## Available records

..............................

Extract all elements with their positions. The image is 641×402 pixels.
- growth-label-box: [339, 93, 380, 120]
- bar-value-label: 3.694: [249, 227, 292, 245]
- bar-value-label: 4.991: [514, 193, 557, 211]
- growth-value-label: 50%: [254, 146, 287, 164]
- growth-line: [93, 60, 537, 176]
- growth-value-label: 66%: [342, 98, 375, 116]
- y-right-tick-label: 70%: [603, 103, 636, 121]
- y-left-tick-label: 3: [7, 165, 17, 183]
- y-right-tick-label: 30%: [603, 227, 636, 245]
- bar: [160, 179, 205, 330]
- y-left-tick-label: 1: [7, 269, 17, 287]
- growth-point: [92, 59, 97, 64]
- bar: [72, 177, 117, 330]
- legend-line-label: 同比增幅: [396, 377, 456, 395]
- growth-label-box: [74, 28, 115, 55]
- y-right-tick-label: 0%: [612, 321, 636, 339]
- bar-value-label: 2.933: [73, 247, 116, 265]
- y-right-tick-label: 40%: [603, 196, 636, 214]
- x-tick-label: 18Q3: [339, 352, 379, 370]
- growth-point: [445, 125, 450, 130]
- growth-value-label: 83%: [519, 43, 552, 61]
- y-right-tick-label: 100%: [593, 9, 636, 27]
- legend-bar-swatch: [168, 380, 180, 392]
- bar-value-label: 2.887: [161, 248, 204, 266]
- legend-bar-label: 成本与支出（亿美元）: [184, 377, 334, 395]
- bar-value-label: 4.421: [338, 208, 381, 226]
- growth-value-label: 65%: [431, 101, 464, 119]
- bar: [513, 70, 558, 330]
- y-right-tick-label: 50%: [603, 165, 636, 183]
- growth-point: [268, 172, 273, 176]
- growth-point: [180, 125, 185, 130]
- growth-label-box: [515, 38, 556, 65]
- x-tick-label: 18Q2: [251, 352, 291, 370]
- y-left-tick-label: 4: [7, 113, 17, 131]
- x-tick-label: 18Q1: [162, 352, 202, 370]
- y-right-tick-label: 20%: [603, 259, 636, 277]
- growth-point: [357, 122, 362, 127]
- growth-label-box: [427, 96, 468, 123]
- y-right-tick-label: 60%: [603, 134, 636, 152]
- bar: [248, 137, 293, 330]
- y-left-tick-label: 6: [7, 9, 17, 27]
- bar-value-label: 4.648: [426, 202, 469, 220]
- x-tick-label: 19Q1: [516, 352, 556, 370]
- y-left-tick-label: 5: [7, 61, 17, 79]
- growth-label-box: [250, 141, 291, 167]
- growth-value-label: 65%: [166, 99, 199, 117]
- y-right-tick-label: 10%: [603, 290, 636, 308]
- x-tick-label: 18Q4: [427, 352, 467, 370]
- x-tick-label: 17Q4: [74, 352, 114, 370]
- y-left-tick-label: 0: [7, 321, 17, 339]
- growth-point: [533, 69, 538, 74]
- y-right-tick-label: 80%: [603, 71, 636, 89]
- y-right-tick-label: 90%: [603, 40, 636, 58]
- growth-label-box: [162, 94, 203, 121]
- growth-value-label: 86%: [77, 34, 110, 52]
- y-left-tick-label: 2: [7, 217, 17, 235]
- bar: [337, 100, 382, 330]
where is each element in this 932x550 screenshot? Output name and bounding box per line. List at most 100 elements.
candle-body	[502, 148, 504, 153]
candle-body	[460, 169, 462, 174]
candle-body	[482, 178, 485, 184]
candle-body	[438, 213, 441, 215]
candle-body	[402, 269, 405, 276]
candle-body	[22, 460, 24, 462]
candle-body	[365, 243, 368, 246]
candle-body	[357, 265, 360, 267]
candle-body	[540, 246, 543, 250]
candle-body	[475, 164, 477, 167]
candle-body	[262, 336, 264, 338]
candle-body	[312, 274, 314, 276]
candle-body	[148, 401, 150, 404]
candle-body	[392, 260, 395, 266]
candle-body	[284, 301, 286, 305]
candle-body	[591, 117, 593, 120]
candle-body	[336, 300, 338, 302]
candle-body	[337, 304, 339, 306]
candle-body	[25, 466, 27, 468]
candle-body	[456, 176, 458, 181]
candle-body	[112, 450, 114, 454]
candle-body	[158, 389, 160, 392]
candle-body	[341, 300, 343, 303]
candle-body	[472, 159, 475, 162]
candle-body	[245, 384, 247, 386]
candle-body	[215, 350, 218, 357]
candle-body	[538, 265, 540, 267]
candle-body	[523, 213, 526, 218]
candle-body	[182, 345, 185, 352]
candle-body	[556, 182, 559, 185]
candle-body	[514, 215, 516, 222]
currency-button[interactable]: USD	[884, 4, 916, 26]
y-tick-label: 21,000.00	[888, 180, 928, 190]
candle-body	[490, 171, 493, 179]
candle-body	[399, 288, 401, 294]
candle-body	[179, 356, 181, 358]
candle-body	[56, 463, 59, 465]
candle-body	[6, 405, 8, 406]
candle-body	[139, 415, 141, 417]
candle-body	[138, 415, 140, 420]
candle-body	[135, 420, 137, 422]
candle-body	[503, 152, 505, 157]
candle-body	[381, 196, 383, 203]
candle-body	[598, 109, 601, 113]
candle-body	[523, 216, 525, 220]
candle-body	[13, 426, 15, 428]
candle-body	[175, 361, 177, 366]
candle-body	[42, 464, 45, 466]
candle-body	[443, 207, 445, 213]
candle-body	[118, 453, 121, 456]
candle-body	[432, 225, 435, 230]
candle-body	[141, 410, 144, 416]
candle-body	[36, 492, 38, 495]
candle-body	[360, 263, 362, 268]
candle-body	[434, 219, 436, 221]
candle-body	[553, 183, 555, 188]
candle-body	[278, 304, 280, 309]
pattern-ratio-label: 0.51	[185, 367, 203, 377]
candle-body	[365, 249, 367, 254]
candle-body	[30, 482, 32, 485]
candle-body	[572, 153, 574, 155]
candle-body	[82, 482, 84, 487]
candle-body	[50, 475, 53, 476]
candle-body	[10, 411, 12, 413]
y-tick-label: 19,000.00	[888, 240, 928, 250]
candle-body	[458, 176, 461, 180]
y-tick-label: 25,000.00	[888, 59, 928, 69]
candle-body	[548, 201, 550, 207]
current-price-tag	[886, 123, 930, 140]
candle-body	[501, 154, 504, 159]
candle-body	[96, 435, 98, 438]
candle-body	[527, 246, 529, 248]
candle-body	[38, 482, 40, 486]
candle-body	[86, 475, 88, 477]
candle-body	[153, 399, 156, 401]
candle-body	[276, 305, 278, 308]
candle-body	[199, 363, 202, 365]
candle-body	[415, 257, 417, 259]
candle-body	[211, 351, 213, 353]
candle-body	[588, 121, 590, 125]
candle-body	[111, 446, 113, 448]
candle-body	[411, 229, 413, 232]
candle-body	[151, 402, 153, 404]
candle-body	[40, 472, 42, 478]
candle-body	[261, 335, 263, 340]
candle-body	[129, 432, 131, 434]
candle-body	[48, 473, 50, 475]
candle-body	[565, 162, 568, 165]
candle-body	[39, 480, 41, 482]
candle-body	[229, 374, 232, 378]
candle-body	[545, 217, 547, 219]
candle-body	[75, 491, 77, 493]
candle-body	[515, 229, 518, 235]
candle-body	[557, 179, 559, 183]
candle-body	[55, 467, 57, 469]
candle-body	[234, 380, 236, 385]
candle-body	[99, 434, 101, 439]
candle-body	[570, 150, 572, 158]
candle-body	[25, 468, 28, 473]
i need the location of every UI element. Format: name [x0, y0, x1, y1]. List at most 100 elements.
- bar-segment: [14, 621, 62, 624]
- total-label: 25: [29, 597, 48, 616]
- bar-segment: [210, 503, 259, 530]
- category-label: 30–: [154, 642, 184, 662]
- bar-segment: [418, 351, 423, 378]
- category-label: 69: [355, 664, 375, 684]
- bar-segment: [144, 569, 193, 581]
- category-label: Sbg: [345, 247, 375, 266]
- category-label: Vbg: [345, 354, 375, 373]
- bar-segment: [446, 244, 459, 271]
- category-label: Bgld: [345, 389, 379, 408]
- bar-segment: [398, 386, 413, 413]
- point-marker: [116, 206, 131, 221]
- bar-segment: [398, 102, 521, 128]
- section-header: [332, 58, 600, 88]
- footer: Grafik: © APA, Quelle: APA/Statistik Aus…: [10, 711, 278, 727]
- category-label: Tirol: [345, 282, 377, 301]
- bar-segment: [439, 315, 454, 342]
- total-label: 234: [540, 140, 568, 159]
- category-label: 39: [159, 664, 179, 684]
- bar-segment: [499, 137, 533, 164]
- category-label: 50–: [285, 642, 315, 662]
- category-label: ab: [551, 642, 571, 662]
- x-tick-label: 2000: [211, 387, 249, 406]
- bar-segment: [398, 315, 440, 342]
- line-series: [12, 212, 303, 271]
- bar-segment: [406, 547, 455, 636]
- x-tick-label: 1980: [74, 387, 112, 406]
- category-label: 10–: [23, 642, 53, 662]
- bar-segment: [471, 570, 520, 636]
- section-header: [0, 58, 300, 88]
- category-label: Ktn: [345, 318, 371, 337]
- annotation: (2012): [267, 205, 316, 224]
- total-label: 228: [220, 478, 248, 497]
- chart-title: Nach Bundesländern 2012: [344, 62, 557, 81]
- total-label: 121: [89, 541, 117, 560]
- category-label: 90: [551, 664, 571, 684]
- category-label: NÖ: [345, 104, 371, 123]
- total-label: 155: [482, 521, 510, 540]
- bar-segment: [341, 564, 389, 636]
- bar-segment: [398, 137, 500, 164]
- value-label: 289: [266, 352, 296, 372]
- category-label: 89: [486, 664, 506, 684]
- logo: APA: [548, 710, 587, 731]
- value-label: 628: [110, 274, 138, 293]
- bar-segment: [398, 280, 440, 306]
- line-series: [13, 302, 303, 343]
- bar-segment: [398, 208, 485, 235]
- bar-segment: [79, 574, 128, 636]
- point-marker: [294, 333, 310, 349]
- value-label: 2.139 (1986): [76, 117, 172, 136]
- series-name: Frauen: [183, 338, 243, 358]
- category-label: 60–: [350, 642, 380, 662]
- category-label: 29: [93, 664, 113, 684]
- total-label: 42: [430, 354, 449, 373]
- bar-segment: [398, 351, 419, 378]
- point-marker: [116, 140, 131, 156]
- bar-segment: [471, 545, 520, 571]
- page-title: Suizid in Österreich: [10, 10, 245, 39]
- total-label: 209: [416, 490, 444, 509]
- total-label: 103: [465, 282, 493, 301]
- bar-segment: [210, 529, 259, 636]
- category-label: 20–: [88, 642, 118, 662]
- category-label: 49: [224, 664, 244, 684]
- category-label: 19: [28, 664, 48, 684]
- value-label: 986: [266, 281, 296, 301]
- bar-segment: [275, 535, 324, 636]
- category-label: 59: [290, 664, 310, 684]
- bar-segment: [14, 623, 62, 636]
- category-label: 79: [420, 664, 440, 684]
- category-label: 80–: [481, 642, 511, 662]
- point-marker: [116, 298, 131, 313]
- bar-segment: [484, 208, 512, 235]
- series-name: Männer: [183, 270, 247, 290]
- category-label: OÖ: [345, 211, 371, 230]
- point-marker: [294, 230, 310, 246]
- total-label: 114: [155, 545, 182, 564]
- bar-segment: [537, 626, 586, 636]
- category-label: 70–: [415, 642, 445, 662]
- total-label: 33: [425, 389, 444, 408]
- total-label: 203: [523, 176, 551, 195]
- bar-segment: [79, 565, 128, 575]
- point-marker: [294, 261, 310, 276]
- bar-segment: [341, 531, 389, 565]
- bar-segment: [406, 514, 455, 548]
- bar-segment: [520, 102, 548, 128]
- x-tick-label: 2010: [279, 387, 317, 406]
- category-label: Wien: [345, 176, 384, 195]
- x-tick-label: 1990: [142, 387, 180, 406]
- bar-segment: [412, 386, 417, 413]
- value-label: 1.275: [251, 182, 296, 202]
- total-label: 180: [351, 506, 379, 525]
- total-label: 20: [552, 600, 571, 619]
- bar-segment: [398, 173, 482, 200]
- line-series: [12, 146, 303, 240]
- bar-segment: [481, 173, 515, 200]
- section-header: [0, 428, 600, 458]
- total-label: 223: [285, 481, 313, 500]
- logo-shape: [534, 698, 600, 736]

..............................

## Directions for this task
Express the lines from the first line above through the line containing "- y-left-tick-label: 3: [7, 165, 17, 183]", inclusive, as a JSON array of strings with one string per line, omitting blank lines.

## Written reply
[
  "Extract all elements with their positions. The image is 641×402 pixels.",
  "- growth-label-box: [339, 93, 380, 120]",
  "- bar-value-label: 3.694: [249, 227, 292, 245]",
  "- bar-value-label: 4.991: [514, 193, 557, 211]",
  "- growth-value-label: 50%: [254, 146, 287, 164]",
  "- growth-line: [93, 60, 537, 176]",
  "- growth-value-label: 66%: [342, 98, 375, 116]",
  "- y-right-tick-label: 70%: [603, 103, 636, 121]",
  "- y-left-tick-label: 3: [7, 165, 17, 183]"
]